TASK STATEMENT: Omit all pictures. Copy the rest of the material exactly.

INFORMATION PROVIDED:
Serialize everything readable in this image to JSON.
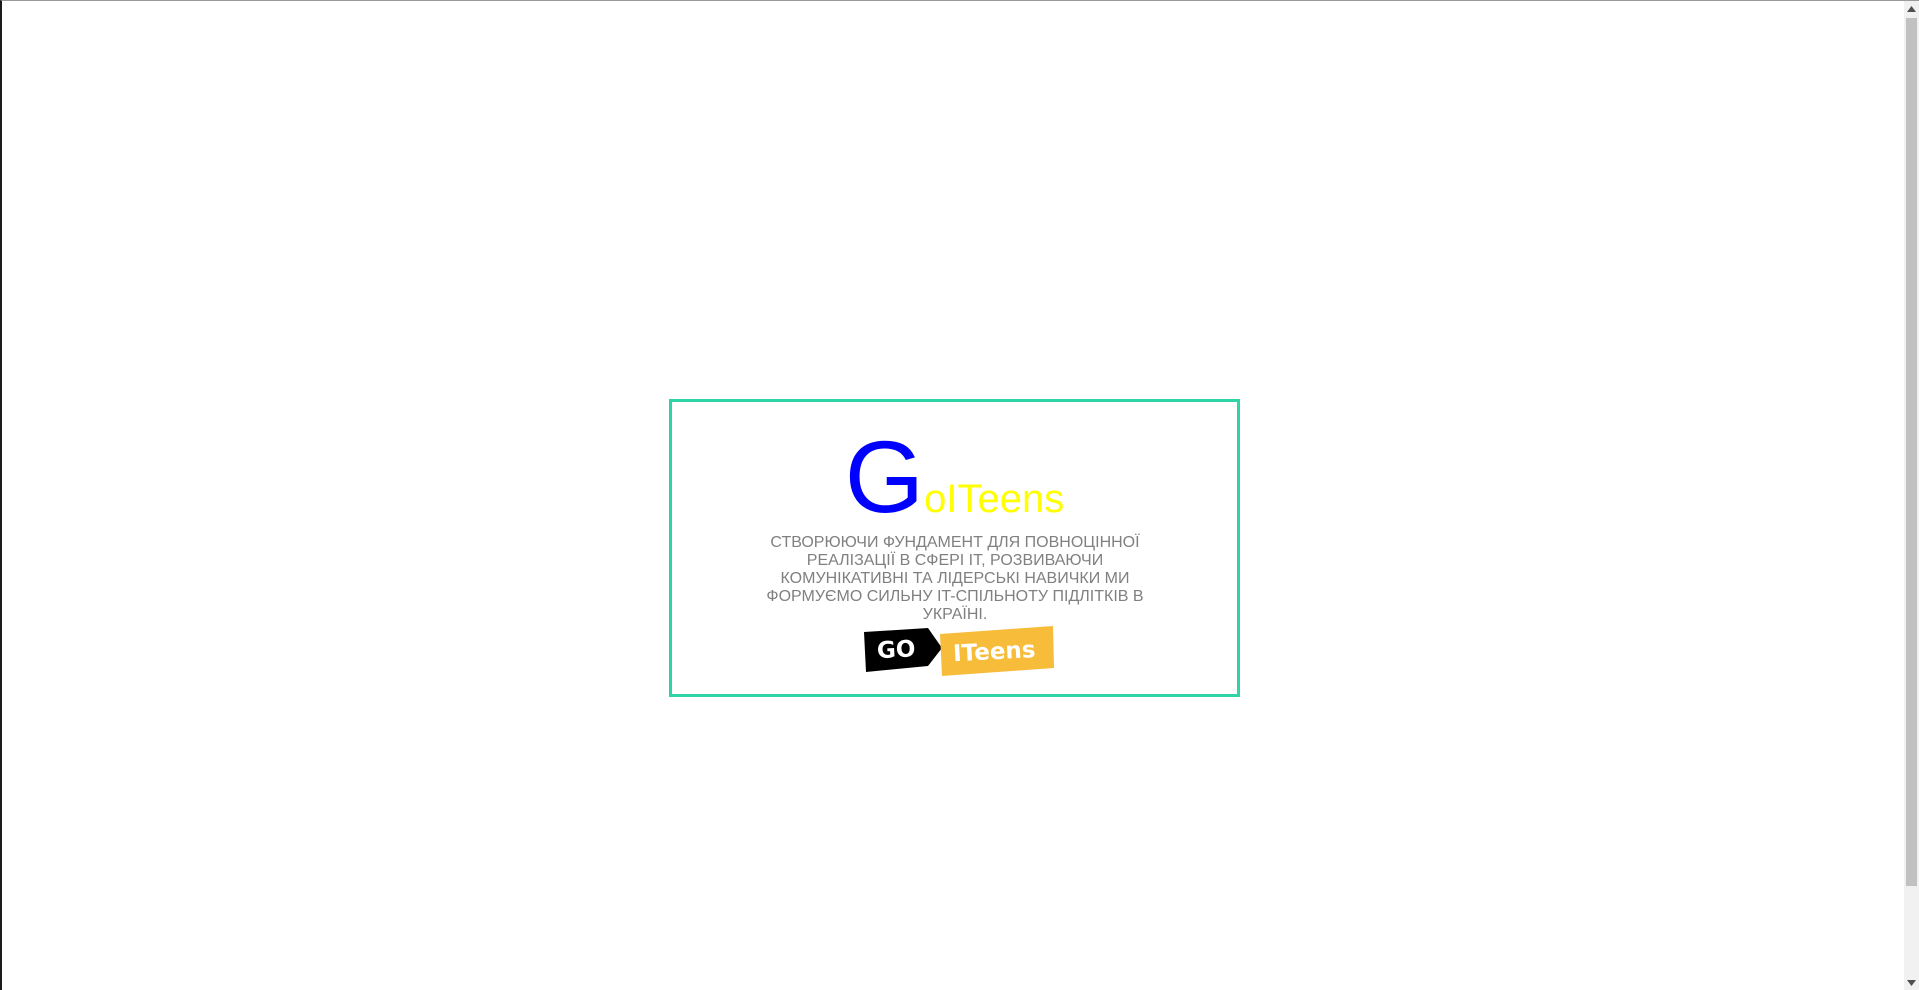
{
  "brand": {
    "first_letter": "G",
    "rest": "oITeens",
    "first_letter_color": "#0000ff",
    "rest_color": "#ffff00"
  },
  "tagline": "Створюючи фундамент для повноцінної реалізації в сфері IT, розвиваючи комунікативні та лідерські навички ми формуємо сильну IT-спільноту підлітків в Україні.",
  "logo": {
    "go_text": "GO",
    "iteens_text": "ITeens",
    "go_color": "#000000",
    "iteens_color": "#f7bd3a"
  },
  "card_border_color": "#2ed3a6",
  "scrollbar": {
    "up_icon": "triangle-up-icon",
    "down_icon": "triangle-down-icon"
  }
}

OUTPUT OF THE TASK:
Serialize everything readable in this image to JSON.
{
  "brand": {
    "first_letter": "G",
    "rest": "oITeens",
    "first_letter_color": "#0000ff",
    "rest_color": "#ffff00"
  },
  "tagline": "Створюючи фундамент для повноцінної реалізації в сфері IT, розвиваючи комунікативні та лідерські навички ми формуємо сильну IT-спільноту підлітків в Україні.",
  "logo": {
    "go_text": "GO",
    "iteens_text": "ITeens",
    "go_color": "#000000",
    "iteens_color": "#f7bd3a"
  },
  "card_border_color": "#2ed3a6",
  "scrollbar": {
    "up_icon": "triangle-up-icon",
    "down_icon": "triangle-down-icon"
  }
}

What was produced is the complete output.